─── RECORDED INFORMATION

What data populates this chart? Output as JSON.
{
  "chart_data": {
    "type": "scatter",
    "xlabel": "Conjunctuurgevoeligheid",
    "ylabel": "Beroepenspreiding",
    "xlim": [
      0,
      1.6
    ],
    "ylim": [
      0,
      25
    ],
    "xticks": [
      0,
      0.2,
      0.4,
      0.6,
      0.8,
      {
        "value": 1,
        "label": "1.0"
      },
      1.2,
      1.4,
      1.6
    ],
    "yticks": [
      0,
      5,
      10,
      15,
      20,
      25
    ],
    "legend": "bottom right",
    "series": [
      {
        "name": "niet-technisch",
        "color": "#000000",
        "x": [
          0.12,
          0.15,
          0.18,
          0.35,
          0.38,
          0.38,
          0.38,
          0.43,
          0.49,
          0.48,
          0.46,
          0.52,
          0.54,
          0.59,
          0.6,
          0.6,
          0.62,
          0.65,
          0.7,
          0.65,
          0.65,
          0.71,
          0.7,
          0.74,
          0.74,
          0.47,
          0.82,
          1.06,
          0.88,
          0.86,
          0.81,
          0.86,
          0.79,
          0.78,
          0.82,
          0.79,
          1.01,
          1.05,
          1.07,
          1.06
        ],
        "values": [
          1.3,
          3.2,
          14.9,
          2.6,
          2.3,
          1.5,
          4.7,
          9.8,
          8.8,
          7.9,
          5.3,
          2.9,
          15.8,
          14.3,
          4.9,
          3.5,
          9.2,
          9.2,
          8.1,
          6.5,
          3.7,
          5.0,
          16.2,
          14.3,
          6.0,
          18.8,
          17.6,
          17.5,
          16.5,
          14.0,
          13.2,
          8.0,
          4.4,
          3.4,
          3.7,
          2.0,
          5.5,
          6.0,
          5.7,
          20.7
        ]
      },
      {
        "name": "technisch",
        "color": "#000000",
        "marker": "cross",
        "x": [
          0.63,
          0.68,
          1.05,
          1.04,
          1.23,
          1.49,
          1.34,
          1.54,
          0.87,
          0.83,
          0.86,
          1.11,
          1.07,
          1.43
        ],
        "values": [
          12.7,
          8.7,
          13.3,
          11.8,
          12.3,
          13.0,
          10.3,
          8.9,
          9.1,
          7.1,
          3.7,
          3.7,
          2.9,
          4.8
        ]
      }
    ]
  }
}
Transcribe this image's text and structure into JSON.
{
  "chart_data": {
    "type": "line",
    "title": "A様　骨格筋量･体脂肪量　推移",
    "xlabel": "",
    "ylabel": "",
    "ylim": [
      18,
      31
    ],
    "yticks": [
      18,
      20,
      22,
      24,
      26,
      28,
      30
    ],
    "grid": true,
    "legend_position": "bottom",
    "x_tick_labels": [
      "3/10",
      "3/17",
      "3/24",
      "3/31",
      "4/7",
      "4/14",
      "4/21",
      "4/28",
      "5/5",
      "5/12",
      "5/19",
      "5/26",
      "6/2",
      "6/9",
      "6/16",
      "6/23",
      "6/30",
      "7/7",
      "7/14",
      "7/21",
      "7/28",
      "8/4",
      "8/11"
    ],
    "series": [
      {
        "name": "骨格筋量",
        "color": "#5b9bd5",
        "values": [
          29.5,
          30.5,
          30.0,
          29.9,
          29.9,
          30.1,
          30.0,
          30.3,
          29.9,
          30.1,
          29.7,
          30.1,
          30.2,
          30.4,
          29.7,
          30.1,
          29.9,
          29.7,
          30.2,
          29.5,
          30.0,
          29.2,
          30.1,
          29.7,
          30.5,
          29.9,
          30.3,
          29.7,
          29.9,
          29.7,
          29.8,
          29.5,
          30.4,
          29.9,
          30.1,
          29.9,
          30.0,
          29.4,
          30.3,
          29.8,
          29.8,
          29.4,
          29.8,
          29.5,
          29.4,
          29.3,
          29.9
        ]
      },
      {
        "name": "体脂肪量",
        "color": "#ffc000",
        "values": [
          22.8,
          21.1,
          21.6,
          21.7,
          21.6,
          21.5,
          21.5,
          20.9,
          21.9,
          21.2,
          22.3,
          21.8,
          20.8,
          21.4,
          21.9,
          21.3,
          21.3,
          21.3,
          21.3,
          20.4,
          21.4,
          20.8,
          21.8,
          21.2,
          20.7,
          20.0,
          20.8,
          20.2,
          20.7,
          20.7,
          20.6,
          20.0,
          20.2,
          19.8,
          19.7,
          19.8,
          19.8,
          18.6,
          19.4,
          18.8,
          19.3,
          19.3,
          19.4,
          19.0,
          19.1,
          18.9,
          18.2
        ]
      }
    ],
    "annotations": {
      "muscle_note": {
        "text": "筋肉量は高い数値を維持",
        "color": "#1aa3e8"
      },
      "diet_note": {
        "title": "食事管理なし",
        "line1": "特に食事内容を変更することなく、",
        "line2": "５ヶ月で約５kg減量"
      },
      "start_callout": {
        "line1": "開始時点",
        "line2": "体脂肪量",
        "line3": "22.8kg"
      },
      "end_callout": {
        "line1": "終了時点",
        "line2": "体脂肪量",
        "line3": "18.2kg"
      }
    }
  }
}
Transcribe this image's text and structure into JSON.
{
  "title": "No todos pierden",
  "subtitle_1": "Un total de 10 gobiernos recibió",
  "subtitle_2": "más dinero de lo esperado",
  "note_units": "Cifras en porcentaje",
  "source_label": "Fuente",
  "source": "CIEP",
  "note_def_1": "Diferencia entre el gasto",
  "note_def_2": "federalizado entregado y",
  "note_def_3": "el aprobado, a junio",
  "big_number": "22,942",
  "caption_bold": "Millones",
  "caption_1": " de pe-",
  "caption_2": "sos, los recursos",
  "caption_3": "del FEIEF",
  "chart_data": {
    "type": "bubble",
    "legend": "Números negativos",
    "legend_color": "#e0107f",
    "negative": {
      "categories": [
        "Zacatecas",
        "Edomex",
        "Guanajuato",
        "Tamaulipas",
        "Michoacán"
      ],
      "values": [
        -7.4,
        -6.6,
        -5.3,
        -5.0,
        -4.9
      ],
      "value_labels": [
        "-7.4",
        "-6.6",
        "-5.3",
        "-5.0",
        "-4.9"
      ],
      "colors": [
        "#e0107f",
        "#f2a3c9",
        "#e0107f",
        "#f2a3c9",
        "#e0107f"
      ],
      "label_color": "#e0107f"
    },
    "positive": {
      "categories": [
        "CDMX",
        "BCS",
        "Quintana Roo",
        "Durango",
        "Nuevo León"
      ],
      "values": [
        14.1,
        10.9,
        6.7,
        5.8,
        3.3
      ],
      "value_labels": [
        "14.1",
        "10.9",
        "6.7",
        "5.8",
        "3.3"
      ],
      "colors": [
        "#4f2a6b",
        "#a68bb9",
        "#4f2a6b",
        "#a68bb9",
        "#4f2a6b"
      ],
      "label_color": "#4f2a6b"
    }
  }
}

──────

● **TASK PROMPT**: Copy out each line of the listing that holds "xlabel".

● **EXERCISE SOLUTION**:
    "xlabel": "Conjunctuurgevoeligheid",
    "xlabel": "",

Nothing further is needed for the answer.